%%

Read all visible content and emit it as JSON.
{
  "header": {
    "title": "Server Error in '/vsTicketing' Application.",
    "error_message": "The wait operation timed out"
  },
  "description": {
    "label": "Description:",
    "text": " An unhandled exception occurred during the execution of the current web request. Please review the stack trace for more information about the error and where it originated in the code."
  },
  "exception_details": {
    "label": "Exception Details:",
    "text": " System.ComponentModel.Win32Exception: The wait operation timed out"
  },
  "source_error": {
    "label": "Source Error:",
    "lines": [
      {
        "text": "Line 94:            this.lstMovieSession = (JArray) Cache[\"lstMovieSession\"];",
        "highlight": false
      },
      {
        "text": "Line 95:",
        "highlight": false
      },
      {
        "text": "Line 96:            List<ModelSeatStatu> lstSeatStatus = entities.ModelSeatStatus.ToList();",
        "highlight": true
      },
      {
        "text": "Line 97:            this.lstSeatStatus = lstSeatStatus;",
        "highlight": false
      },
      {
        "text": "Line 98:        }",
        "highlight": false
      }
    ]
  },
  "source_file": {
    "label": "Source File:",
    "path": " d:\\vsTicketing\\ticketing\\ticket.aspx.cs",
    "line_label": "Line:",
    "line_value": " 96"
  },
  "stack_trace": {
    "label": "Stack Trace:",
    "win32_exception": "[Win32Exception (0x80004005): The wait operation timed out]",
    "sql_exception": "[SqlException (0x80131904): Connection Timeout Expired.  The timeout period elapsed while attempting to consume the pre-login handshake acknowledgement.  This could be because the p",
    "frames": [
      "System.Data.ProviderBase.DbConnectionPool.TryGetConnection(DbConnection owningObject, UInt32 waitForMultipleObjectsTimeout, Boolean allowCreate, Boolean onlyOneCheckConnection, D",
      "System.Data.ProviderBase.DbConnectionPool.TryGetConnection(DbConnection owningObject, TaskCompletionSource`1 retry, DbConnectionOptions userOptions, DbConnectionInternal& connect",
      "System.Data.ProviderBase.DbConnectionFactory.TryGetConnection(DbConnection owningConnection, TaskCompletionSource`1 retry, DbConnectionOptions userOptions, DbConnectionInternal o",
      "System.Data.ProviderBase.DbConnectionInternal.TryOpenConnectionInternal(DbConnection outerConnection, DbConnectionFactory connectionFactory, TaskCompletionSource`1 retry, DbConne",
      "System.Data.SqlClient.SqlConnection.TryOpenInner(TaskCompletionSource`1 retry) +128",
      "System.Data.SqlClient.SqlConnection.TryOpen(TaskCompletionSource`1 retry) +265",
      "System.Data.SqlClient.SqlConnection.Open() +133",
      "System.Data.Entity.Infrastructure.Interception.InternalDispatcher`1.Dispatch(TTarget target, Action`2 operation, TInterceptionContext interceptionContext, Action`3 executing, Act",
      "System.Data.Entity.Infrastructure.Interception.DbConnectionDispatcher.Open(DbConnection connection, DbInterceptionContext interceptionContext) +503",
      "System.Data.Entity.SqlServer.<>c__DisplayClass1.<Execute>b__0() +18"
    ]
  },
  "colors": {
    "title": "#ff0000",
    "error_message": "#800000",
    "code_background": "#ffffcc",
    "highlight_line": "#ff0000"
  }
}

%%

§ Requirement
Which lines hold the word "TryGetConnection"? Copy each of them from the records.

§ Answer to this problem
      "System.Data.ProviderBase.DbConnectionPool.TryGetConnection(DbConnection owningObject, UInt32 waitForMultipleObjectsTimeout, Boolean allowCreate, Boolean onlyOneCheckConnection, D",
      "System.Data.ProviderBase.DbConnectionPool.TryGetConnection(DbConnection owningObject, TaskCompletionSource`1 retry, DbConnectionOptions userOptions, DbConnectionInternal& connect",
      "System.Data.ProviderBase.DbConnectionFactory.TryGetConnection(DbConnection owningConnection, TaskCompletionSource`1 retry, DbConnectionOptions userOptions, DbConnectionInternal o",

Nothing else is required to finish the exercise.